Problem to solve: Pictures do not belong in the copy; restate the records below word for word.

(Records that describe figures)
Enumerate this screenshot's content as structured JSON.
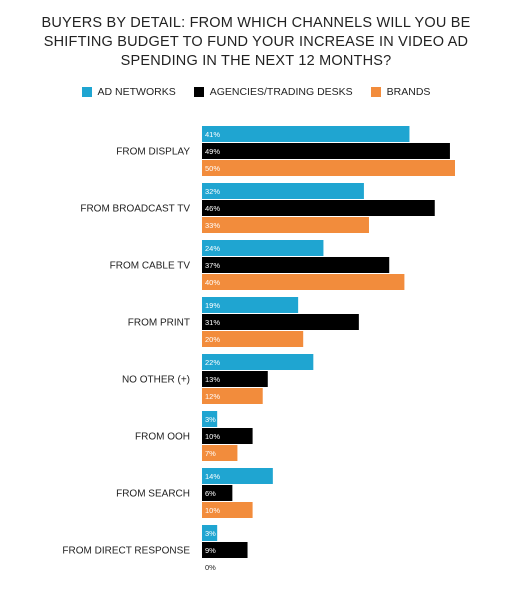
{
  "chart_data": {
    "type": "bar",
    "orientation": "horizontal",
    "title": "BUYERS BY DETAIL: FROM WHICH CHANNELS WILL YOU BE SHIFTING BUDGET TO FUND YOUR INCREASE IN VIDEO AD SPENDING IN THE NEXT 12 MONTHS?",
    "categories": [
      "FROM DISPLAY",
      "FROM BROADCAST TV",
      "FROM CABLE TV",
      "FROM PRINT",
      "NO OTHER (+)",
      "FROM OOH",
      "FROM SEARCH",
      "FROM DIRECT RESPONSE"
    ],
    "series": [
      {
        "name": "AD NETWORKS",
        "color": "#1fa5d1",
        "values": [
          41,
          32,
          24,
          19,
          22,
          3,
          14,
          3
        ]
      },
      {
        "name": "AGENCIES/TRADING DESKS",
        "color": "#000000",
        "values": [
          49,
          46,
          37,
          31,
          13,
          10,
          6,
          9
        ]
      },
      {
        "name": "BRANDS",
        "color": "#f28c3c",
        "values": [
          50,
          33,
          40,
          20,
          12,
          7,
          10,
          0
        ]
      }
    ],
    "value_suffix": "%",
    "xlim": [
      0,
      55
    ],
    "grid": false,
    "legend_position": "top"
  }
}
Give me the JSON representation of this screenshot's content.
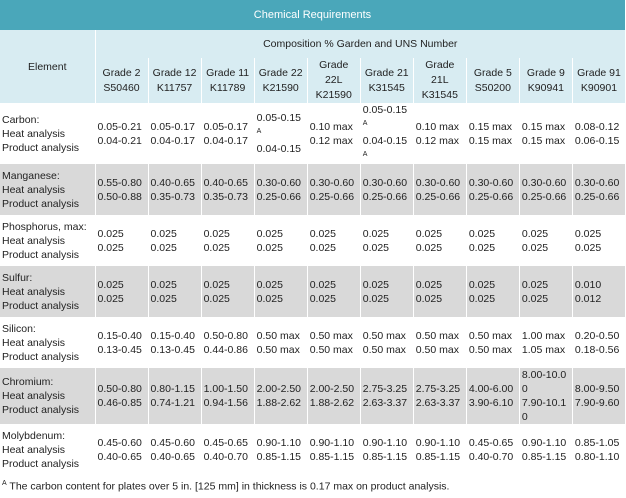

Result for this exercise:
Enumerate this screenshot's content as structured JSON.
{
  "chart_data": {
    "type": "bar",
    "orientation": "horizontal",
    "title": "BUYERS BY DETAIL: FROM WHICH CHANNELS WILL YOU BE SHIFTING BUDGET TO FUND YOUR INCREASE IN VIDEO AD SPENDING IN THE NEXT 12 MONTHS?",
    "categories": [
      "FROM DISPLAY",
      "FROM BROADCAST TV",
      "FROM CABLE TV",
      "FROM PRINT",
      "NO OTHER (+)",
      "FROM OOH",
      "FROM SEARCH",
      "FROM DIRECT RESPONSE"
    ],
    "series": [
      {
        "name": "AD NETWORKS",
        "color": "#1fa5d1",
        "values": [
          41,
          32,
          24,
          19,
          22,
          3,
          14,
          3
        ]
      },
      {
        "name": "AGENCIES/TRADING DESKS",
        "color": "#000000",
        "values": [
          49,
          46,
          37,
          31,
          13,
          10,
          6,
          9
        ]
      },
      {
        "name": "BRANDS",
        "color": "#f28c3c",
        "values": [
          50,
          33,
          40,
          20,
          12,
          7,
          10,
          0
        ]
      }
    ],
    "value_suffix": "%",
    "xlim": [
      0,
      55
    ],
    "grid": false,
    "legend_position": "top"
  }
}
Give me the JSON representation of this screenshot's content.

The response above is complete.